→ **Goal of the exercise**
Find the lines containing the word "Executive" and copy every one of them.

→ **Data items**
+++

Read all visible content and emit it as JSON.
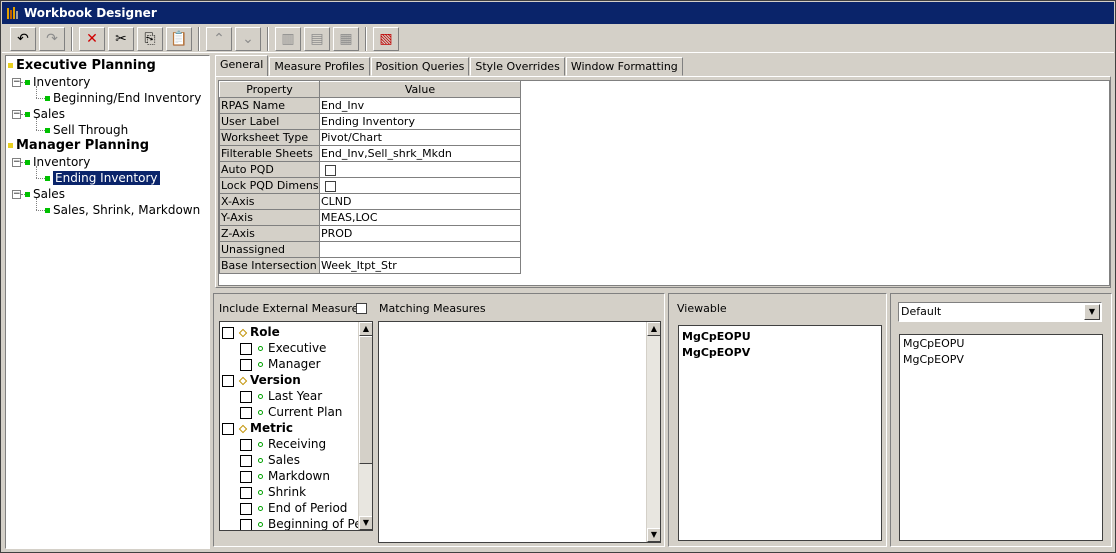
{
  "window": {
    "title": "Workbook Designer"
  },
  "toolbar": {
    "buttons": [
      {
        "name": "undo-icon",
        "glyph": "↶",
        "enabled": true
      },
      {
        "name": "redo-icon",
        "glyph": "↷",
        "enabled": false
      },
      {
        "name": "delete-icon",
        "glyph": "✕",
        "enabled": true
      },
      {
        "name": "cut-icon",
        "glyph": "✂",
        "enabled": true
      },
      {
        "name": "copy-icon",
        "glyph": "⎘",
        "enabled": true
      },
      {
        "name": "paste-icon",
        "glyph": "📋",
        "enabled": true
      },
      {
        "name": "move-up-icon",
        "glyph": "⌃",
        "enabled": false
      },
      {
        "name": "move-down-icon",
        "glyph": "⌄",
        "enabled": false
      },
      {
        "name": "books-icon",
        "glyph": "▥",
        "enabled": false
      },
      {
        "name": "window-icon",
        "glyph": "▤",
        "enabled": false
      },
      {
        "name": "grid-icon",
        "glyph": "▦",
        "enabled": false
      },
      {
        "name": "format-icon",
        "glyph": "▧",
        "enabled": true
      }
    ]
  },
  "tree": {
    "nodes": [
      {
        "label": "Executive Planning",
        "level": 0,
        "root": true
      },
      {
        "label": "Inventory",
        "level": 1,
        "expander": "−"
      },
      {
        "label": "Beginning/End Inventory",
        "level": 2
      },
      {
        "label": "Sales",
        "level": 1,
        "expander": "−"
      },
      {
        "label": "Sell Through",
        "level": 2
      },
      {
        "label": "Manager Planning",
        "level": 0,
        "root": true
      },
      {
        "label": "Inventory",
        "level": 1,
        "expander": "−"
      },
      {
        "label": "Ending Inventory",
        "level": 2,
        "selected": true
      },
      {
        "label": "Sales",
        "level": 1,
        "expander": "−"
      },
      {
        "label": "Sales, Shrink, Markdown",
        "level": 2
      }
    ]
  },
  "tabs": [
    {
      "label": "General",
      "active": true
    },
    {
      "label": "Measure Profiles"
    },
    {
      "label": "Position Queries"
    },
    {
      "label": "Style Overrides"
    },
    {
      "label": "Window Formatting"
    }
  ],
  "properties": {
    "header_property": "Property",
    "header_value": "Value",
    "rows": [
      {
        "property": "RPAS Name",
        "value": "End_Inv"
      },
      {
        "property": "User Label",
        "value": "Ending Inventory"
      },
      {
        "property": "Worksheet Type",
        "value": "Pivot/Chart"
      },
      {
        "property": "Filterable Sheets",
        "value": "End_Inv,Sell_shrk_Mkdn"
      },
      {
        "property": "Auto PQD",
        "value": "",
        "checkbox": true
      },
      {
        "property": "Lock PQD Dimensi...",
        "value": "",
        "checkbox": true
      },
      {
        "property": "X-Axis",
        "value": "CLND"
      },
      {
        "property": "Y-Axis",
        "value": "MEAS,LOC"
      },
      {
        "property": "Z-Axis",
        "value": "PROD"
      },
      {
        "property": "Unassigned",
        "value": ""
      },
      {
        "property": "Base Intersection",
        "value": "Week_Itpt_Str"
      }
    ]
  },
  "measures": {
    "include_external_label": "Include External Measures",
    "matching_label": "Matching Measures",
    "items": [
      {
        "label": "Role",
        "group": true
      },
      {
        "label": "Executive"
      },
      {
        "label": "Manager"
      },
      {
        "label": "Version",
        "group": true
      },
      {
        "label": "Last Year"
      },
      {
        "label": "Current Plan"
      },
      {
        "label": "Metric",
        "group": true
      },
      {
        "label": "Receiving"
      },
      {
        "label": "Sales"
      },
      {
        "label": "Markdown"
      },
      {
        "label": "Shrink"
      },
      {
        "label": "End of Period"
      },
      {
        "label": "Beginning of Pe"
      }
    ]
  },
  "viewable": {
    "label": "Viewable",
    "items": [
      "MgCpEOPU",
      "MgCpEOPV"
    ]
  },
  "profile": {
    "selected": "Default",
    "items": [
      "MgCpEOPU",
      "MgCpEOPV"
    ]
  }
}
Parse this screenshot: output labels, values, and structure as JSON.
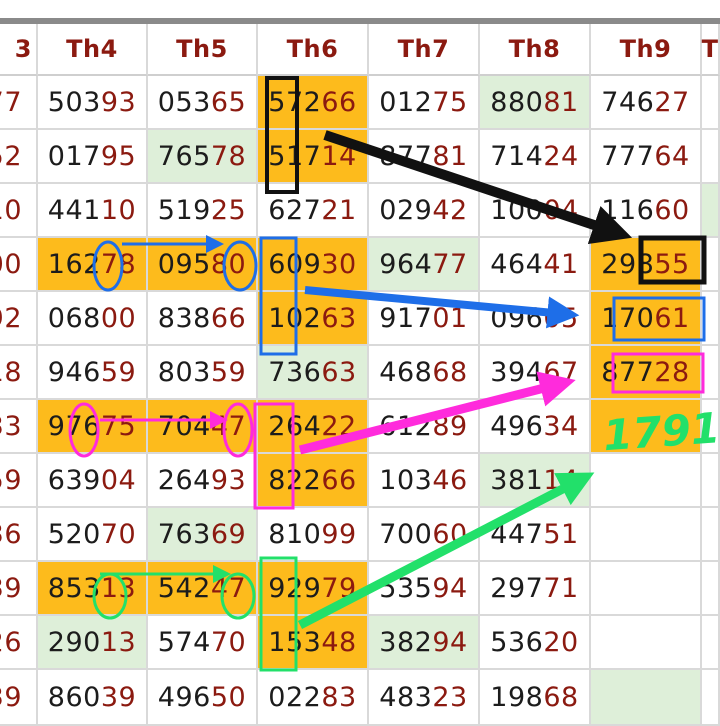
{
  "headers": [
    "3",
    "Th4",
    "Th5",
    "Th6",
    "Th7",
    "Th8",
    "Th9",
    "T"
  ],
  "rows": [
    [
      "77",
      "50393",
      "05365",
      "57266",
      "01275",
      "88081",
      "74627",
      ""
    ],
    [
      "52",
      "01795",
      "76578",
      "51714",
      "87781",
      "71424",
      "77764",
      ""
    ],
    [
      "10",
      "44110",
      "51925",
      "62721",
      "02942",
      "10004",
      "11660",
      ""
    ],
    [
      "00",
      "16278",
      "09580",
      "60930",
      "96477",
      "46441",
      "29855",
      ""
    ],
    [
      "92",
      "06800",
      "83866",
      "10263",
      "91701",
      "09605",
      "17061",
      ""
    ],
    [
      "18",
      "94659",
      "80359",
      "73663",
      "46868",
      "39467",
      "87728",
      ""
    ],
    [
      "33",
      "97675",
      "70447",
      "26422",
      "61289",
      "49634",
      "",
      ""
    ],
    [
      "59",
      "63904",
      "26493",
      "82266",
      "10346",
      "38114",
      "",
      ""
    ],
    [
      "36",
      "52070",
      "76369",
      "81099",
      "70060",
      "44751",
      "",
      ""
    ],
    [
      "39",
      "85313",
      "54247",
      "92979",
      "53594",
      "29771",
      "",
      ""
    ],
    [
      "26",
      "29013",
      "57470",
      "15348",
      "38294",
      "53620",
      "",
      ""
    ],
    [
      "39",
      "86039",
      "49650",
      "02283",
      "48323",
      "19868",
      "",
      ""
    ]
  ],
  "handwritten_prediction": "1791",
  "colors": {
    "header_text": "#8b1a10",
    "tail_digits": "#8b1a10",
    "highlight_yellow": "#fdbb1c",
    "highlight_green": "#deefd9",
    "arrow_black": "#111111",
    "arrow_blue": "#1e6ee8",
    "arrow_magenta": "#ff2bdc",
    "arrow_green": "#22e06a"
  }
}
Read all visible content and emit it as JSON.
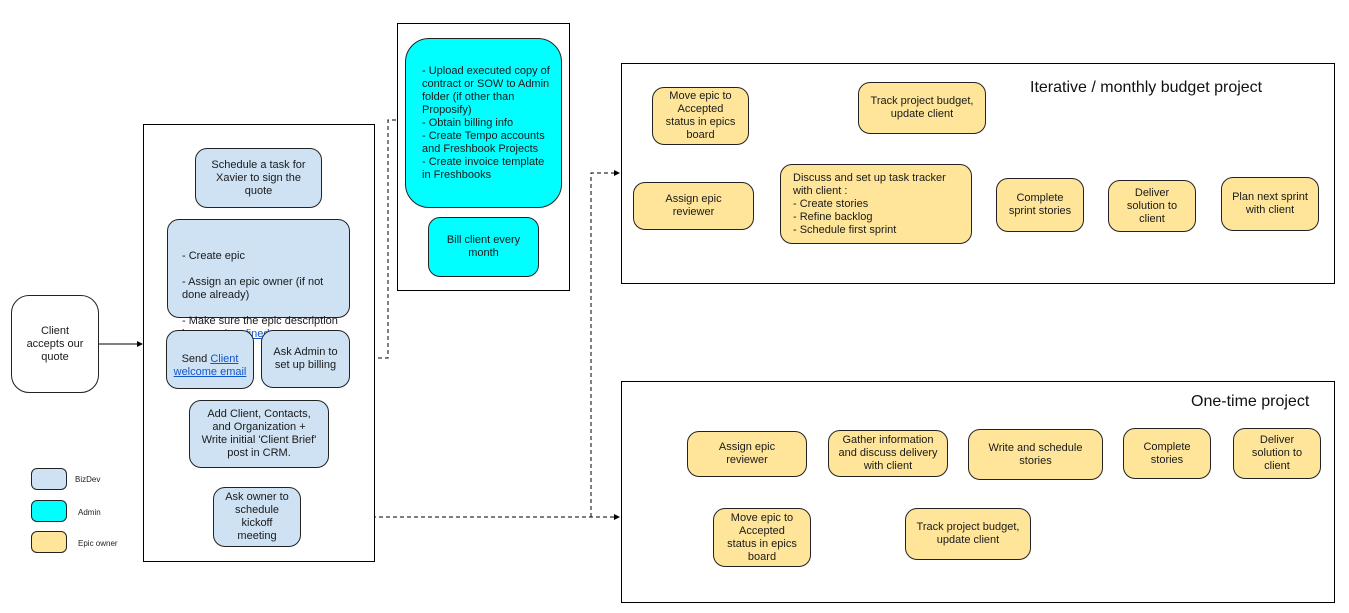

+++

→ **Result of this task**
        "label": "Executive Planning",
        "label": "Executive"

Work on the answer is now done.